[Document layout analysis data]
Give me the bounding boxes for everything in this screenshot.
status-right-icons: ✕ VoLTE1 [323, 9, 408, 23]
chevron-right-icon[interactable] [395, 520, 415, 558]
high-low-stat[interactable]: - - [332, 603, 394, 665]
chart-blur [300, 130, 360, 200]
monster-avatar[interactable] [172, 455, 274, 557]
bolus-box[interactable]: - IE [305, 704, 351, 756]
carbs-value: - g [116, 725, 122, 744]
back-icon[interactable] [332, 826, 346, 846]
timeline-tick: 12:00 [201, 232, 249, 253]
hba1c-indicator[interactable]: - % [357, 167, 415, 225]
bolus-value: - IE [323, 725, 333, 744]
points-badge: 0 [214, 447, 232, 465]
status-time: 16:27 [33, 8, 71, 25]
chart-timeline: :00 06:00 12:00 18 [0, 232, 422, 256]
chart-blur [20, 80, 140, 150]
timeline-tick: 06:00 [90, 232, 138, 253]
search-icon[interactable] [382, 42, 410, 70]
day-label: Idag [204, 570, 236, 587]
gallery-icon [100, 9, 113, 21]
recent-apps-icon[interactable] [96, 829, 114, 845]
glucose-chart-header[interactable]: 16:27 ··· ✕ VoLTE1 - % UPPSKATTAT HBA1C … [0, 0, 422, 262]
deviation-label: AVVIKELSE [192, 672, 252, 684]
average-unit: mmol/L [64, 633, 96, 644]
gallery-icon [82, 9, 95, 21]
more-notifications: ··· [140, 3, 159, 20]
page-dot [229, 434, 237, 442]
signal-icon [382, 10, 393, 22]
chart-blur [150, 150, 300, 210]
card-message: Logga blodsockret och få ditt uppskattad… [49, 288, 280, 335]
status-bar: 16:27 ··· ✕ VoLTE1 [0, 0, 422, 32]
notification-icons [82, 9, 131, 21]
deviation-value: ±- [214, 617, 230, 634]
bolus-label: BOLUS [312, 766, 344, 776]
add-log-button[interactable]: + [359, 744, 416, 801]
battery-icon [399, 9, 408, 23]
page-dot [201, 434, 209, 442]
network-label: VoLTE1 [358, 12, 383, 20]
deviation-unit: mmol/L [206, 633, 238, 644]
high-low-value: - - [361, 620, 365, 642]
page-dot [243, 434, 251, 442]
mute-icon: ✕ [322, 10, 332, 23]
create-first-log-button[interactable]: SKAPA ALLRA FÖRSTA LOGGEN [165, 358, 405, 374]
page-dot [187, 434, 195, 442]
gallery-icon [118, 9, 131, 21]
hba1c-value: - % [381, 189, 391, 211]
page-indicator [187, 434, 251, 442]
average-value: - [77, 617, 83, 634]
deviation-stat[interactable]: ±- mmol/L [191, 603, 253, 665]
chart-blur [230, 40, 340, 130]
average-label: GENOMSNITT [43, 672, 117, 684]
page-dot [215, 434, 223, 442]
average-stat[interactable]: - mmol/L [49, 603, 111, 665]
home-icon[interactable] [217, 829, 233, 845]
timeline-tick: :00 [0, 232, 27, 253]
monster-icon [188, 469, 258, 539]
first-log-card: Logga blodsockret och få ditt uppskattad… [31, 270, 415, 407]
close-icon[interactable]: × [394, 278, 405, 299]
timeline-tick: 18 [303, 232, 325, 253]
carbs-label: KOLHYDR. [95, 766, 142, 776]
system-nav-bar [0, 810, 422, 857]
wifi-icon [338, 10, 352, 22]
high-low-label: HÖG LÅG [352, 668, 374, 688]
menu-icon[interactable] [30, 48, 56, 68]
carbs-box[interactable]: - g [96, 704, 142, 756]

WHAT YOU NEED TO DO :: An exact copy of every record above is required.

RESULT ::
Give me the bounding boxes for everything in this screenshot.
status-right-icons: ✕ VoLTE1 [323, 9, 408, 23]
chevron-right-icon[interactable] [395, 520, 415, 558]
high-low-stat[interactable]: - - [332, 603, 394, 665]
chart-blur [300, 130, 360, 200]
monster-avatar[interactable] [172, 455, 274, 557]
bolus-box[interactable]: - IE [305, 704, 351, 756]
carbs-value: - g [116, 725, 122, 744]
back-icon[interactable] [332, 826, 346, 846]
timeline-tick: 12:00 [201, 232, 249, 253]
hba1c-indicator[interactable]: - % [357, 167, 415, 225]
bolus-value: - IE [323, 725, 333, 744]
points-badge: 0 [214, 447, 232, 465]
status-time: 16:27 [33, 8, 71, 25]
chart-timeline: :00 06:00 12:00 18 [0, 232, 422, 256]
chart-blur [20, 80, 140, 150]
timeline-tick: 06:00 [90, 232, 138, 253]
search-icon[interactable] [382, 42, 410, 70]
day-label: Idag [204, 570, 236, 587]
gallery-icon [100, 9, 113, 21]
recent-apps-icon[interactable] [96, 829, 114, 845]
glucose-chart-header[interactable]: 16:27 ··· ✕ VoLTE1 - % UPPSKATTAT HBA1C … [0, 0, 422, 262]
deviation-label: AVVIKELSE [192, 672, 252, 684]
average-unit: mmol/L [64, 633, 96, 644]
gallery-icon [82, 9, 95, 21]
more-notifications: ··· [140, 3, 159, 20]
page-dot [229, 434, 237, 442]
signal-icon [382, 10, 393, 22]
chart-blur [150, 150, 300, 210]
card-message: Logga blodsockret och få ditt uppskattad… [49, 288, 280, 335]
status-bar: 16:27 ··· ✕ VoLTE1 [0, 0, 422, 32]
notification-icons [82, 9, 131, 21]
deviation-value: ±- [214, 617, 230, 634]
bolus-label: BOLUS [312, 766, 344, 776]
add-log-button[interactable]: + [359, 744, 416, 801]
battery-icon [399, 9, 408, 23]
page-dot [201, 434, 209, 442]
network-label: VoLTE1 [358, 12, 383, 20]
deviation-unit: mmol/L [206, 633, 238, 644]
high-low-value: - - [361, 620, 365, 642]
page-dot [243, 434, 251, 442]
mute-icon: ✕ [322, 10, 332, 23]
create-first-log-button[interactable]: SKAPA ALLRA FÖRSTA LOGGEN [165, 358, 405, 374]
page-dot [187, 434, 195, 442]
gallery-icon [118, 9, 131, 21]
hba1c-value: - % [381, 189, 391, 211]
page-indicator [187, 434, 251, 442]
average-value: - [77, 617, 83, 634]
deviation-stat[interactable]: ±- mmol/L [191, 603, 253, 665]
chart-blur [230, 40, 340, 130]
average-label: GENOMSNITT [43, 672, 117, 684]
page-dot [215, 434, 223, 442]
average-stat[interactable]: - mmol/L [49, 603, 111, 665]
home-icon[interactable] [217, 829, 233, 845]
timeline-tick: :00 [0, 232, 27, 253]
monster-icon [188, 469, 258, 539]
first-log-card: Logga blodsockret och få ditt uppskattad… [31, 270, 415, 407]
close-icon[interactable]: × [394, 278, 405, 299]
timeline-tick: 18 [303, 232, 325, 253]
carbs-label: KOLHYDR. [95, 766, 142, 776]
system-nav-bar [0, 810, 422, 857]
wifi-icon [338, 10, 352, 22]
high-low-label: HÖG LÅG [352, 668, 374, 688]
menu-icon[interactable] [30, 48, 56, 68]
carbs-box[interactable]: - g [96, 704, 142, 756]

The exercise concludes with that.